[Recorded data]
■ ■ ■

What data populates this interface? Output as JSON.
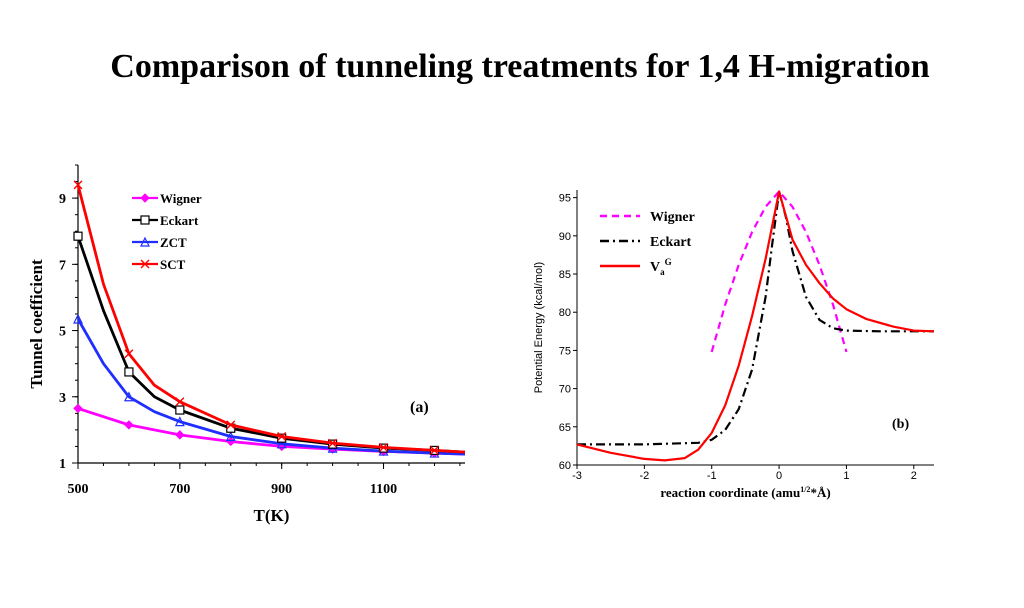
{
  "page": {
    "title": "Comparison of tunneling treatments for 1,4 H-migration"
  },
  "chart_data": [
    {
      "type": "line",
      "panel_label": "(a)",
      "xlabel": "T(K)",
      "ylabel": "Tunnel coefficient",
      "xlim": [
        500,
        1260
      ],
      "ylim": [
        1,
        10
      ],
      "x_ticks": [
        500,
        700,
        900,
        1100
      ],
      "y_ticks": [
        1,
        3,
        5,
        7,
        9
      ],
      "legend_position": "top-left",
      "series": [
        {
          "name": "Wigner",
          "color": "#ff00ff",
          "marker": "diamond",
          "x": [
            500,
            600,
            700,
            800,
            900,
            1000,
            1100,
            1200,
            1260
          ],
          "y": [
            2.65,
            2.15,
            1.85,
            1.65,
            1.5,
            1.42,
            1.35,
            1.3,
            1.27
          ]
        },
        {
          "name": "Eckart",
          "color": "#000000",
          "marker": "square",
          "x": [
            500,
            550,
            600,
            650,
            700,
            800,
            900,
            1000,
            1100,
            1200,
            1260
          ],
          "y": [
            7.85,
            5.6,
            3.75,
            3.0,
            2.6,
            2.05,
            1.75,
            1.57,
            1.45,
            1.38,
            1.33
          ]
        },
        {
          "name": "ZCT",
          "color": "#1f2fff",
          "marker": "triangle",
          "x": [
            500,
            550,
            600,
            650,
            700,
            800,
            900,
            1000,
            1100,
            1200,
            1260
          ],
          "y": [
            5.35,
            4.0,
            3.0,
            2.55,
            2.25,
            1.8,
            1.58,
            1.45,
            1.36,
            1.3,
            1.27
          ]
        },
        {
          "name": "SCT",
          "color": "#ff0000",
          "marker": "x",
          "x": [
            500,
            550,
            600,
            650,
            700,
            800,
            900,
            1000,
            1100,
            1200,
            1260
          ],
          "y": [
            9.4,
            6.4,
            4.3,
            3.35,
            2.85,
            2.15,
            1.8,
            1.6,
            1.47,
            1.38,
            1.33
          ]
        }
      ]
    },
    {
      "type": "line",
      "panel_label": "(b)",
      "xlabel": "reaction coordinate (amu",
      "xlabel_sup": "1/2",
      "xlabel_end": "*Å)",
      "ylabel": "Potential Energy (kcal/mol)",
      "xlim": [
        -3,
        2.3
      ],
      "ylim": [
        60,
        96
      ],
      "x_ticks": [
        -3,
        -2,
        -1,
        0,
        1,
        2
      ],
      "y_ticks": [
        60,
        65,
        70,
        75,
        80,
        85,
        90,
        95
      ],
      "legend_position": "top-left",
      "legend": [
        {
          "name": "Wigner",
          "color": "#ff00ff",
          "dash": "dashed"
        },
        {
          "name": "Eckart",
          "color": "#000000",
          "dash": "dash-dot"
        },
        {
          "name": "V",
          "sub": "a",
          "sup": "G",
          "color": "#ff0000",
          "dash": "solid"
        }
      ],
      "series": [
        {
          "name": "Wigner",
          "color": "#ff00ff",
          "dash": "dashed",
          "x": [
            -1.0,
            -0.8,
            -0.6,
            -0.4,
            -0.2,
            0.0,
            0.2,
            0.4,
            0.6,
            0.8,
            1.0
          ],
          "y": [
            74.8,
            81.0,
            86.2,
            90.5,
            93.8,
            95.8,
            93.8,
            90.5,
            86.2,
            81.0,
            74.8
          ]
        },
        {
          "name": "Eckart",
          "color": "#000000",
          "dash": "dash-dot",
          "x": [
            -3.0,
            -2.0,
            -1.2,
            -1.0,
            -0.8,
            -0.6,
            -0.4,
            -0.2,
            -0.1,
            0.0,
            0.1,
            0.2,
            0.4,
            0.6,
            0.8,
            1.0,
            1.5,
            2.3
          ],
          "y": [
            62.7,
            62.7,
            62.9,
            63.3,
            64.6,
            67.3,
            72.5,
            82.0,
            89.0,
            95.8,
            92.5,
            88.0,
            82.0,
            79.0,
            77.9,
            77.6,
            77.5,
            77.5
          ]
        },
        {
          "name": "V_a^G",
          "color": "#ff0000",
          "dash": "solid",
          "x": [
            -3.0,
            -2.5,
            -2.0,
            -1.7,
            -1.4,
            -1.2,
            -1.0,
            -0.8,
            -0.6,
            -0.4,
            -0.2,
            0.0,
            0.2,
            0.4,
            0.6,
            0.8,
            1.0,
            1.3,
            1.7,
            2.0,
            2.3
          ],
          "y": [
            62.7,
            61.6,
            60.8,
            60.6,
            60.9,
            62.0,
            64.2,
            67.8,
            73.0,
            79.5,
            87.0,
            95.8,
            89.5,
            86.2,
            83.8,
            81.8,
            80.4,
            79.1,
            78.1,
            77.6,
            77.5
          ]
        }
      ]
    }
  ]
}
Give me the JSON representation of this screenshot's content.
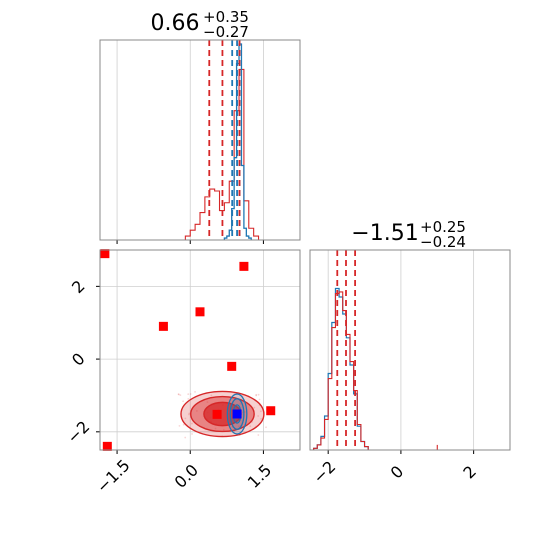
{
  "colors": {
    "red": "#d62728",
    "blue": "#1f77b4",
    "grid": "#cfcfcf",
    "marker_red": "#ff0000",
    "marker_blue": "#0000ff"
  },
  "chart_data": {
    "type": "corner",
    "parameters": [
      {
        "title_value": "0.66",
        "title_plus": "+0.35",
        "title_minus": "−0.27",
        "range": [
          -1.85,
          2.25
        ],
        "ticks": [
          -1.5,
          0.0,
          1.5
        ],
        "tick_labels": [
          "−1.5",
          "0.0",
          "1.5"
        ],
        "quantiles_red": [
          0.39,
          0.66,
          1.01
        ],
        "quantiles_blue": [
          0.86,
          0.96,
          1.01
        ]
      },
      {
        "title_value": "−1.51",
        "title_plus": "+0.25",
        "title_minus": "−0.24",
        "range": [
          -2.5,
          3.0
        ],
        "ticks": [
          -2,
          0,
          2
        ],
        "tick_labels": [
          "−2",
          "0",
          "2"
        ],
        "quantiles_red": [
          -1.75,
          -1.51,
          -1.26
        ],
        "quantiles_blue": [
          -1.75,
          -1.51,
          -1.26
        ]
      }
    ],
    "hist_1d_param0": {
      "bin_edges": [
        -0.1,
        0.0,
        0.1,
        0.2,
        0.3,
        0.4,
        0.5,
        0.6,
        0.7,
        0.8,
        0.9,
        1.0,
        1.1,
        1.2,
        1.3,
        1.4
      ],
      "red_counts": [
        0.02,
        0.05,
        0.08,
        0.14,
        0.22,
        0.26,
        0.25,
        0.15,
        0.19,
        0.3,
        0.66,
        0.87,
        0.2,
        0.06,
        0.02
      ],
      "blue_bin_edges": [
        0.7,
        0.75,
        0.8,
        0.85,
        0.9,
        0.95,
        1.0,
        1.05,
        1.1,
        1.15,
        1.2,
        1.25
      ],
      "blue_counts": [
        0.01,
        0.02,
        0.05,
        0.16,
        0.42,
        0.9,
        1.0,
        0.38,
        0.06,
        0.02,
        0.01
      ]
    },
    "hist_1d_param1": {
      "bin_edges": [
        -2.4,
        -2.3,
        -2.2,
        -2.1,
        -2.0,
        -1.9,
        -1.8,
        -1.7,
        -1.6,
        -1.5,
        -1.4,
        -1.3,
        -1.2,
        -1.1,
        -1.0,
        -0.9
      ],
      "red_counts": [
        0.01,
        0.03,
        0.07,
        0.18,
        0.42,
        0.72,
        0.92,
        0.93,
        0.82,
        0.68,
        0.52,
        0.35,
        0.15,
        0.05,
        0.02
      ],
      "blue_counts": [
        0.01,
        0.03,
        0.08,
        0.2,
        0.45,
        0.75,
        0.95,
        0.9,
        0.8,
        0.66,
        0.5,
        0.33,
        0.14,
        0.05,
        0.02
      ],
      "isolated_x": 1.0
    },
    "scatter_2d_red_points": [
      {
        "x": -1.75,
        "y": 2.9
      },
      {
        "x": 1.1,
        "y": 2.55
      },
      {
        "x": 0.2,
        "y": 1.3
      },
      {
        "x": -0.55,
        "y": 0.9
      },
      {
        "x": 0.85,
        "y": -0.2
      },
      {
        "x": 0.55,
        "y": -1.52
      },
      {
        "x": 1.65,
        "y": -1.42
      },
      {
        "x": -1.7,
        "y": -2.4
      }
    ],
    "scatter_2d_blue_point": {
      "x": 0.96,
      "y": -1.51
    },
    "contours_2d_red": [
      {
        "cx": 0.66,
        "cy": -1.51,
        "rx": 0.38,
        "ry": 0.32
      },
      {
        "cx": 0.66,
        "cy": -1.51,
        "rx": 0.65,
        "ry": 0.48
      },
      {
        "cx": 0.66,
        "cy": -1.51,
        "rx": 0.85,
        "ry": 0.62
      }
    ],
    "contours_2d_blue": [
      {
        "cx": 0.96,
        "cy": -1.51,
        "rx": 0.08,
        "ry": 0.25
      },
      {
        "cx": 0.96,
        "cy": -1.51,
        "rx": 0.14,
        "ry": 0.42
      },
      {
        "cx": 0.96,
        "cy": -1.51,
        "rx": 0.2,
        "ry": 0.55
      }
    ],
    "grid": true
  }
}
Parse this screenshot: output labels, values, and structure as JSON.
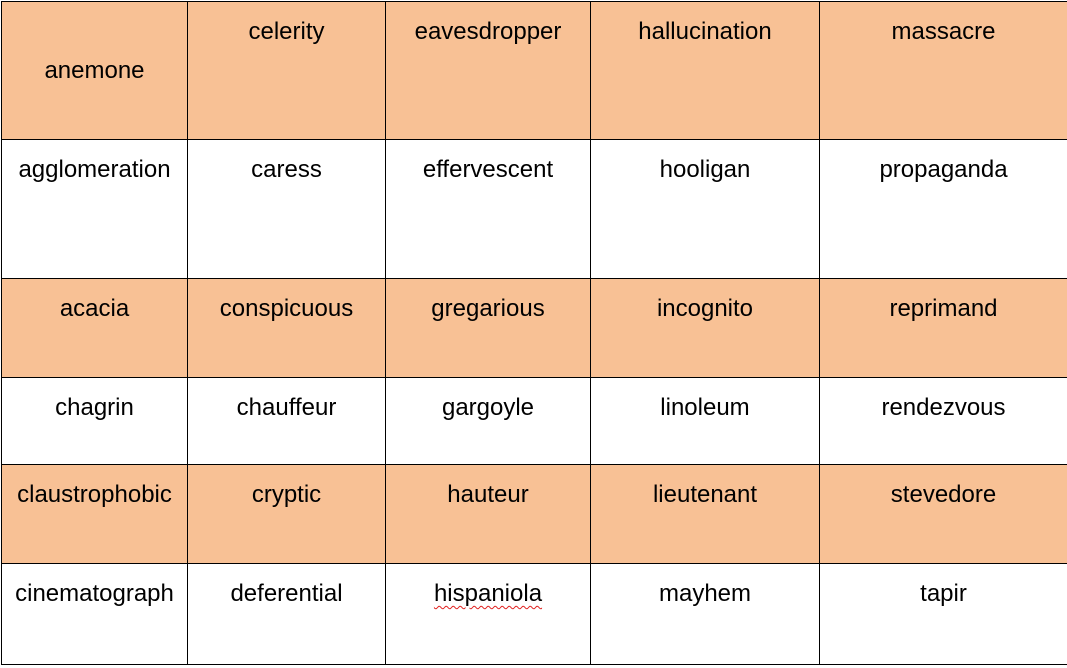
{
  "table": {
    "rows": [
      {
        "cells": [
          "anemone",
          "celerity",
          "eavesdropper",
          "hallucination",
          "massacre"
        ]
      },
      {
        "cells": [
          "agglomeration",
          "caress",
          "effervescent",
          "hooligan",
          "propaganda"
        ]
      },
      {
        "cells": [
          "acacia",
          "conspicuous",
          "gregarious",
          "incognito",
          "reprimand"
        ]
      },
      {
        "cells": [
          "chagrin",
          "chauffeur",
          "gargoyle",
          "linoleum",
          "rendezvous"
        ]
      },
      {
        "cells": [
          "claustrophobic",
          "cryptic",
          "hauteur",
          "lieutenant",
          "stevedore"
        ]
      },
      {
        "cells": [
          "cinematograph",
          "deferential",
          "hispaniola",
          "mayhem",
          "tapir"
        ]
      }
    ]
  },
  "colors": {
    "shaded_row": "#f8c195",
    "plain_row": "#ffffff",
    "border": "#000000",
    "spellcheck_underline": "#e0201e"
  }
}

■ ■ ■

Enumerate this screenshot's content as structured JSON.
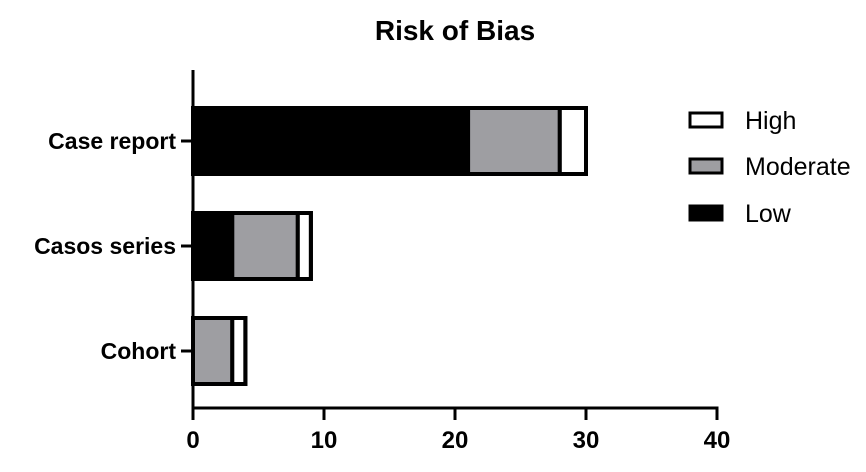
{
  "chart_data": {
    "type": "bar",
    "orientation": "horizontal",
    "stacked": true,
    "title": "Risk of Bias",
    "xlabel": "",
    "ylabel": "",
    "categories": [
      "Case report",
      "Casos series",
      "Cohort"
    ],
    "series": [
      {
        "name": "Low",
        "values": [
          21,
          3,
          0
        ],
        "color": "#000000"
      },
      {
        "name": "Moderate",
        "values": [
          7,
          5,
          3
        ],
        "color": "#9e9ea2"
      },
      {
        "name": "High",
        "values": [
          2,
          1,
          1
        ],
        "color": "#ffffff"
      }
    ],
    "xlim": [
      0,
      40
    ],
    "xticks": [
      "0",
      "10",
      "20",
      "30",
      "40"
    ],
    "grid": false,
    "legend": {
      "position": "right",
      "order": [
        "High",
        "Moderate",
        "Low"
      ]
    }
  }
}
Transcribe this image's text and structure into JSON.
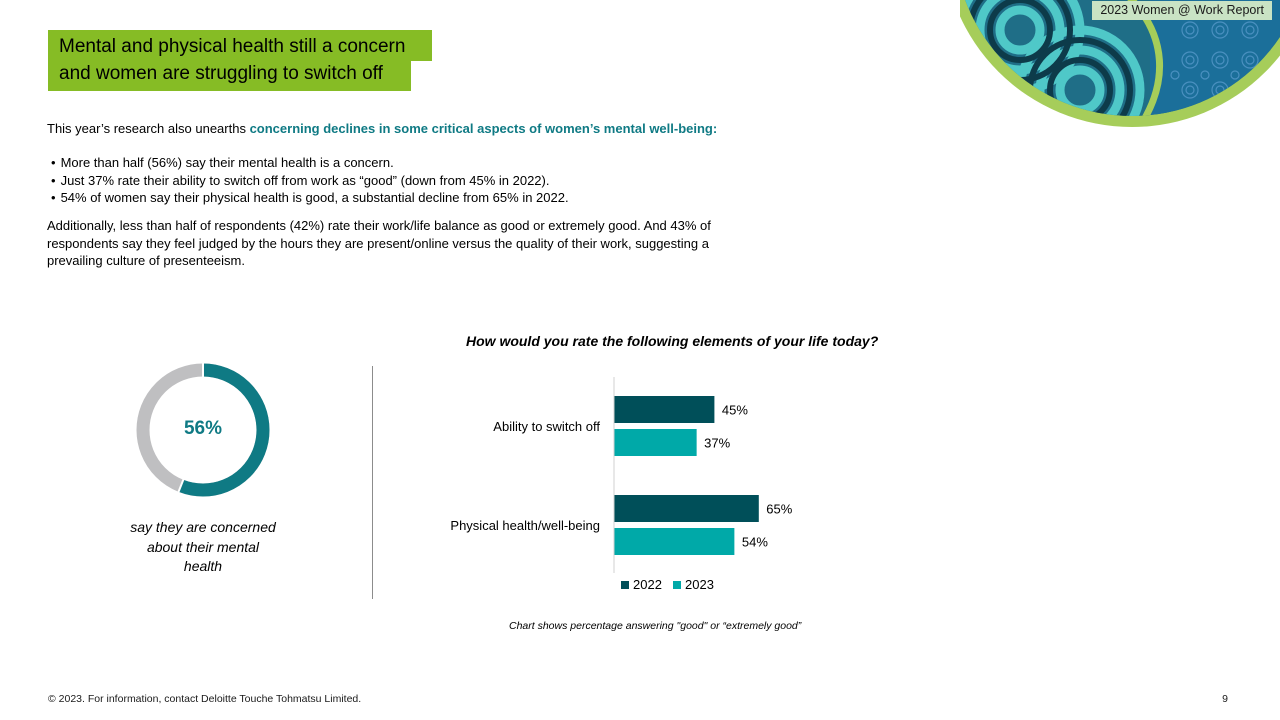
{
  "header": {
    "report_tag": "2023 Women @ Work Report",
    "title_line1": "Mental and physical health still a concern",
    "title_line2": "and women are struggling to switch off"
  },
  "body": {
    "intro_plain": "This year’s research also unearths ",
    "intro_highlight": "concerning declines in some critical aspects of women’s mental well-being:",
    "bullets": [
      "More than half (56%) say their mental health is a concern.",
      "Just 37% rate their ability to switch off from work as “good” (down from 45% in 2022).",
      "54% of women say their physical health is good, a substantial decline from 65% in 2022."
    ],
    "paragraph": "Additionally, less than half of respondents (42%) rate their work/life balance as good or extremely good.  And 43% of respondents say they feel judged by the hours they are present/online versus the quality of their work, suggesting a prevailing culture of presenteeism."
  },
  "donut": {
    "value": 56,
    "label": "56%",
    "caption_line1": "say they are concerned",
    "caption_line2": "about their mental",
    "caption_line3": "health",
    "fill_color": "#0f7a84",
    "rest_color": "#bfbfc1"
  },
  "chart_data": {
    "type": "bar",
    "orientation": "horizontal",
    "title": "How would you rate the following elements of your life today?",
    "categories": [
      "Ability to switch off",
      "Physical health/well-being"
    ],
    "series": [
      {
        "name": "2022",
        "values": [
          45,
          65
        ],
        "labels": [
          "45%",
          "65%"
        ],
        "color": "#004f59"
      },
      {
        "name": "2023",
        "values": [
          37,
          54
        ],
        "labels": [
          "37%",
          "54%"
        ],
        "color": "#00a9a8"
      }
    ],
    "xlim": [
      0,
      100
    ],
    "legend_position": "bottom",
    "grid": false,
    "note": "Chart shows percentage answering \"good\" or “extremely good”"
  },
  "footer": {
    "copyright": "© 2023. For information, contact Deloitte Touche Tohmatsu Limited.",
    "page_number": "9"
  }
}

■ ■ ■

Written request: Select every line of the records holding the string "screenshot".

The result:
Give me the JSON representation of this screenshot's content.
Parse this screenshot: output labels, values, and structure as JSON.
Enumerate this screenshot's content as structured JSON.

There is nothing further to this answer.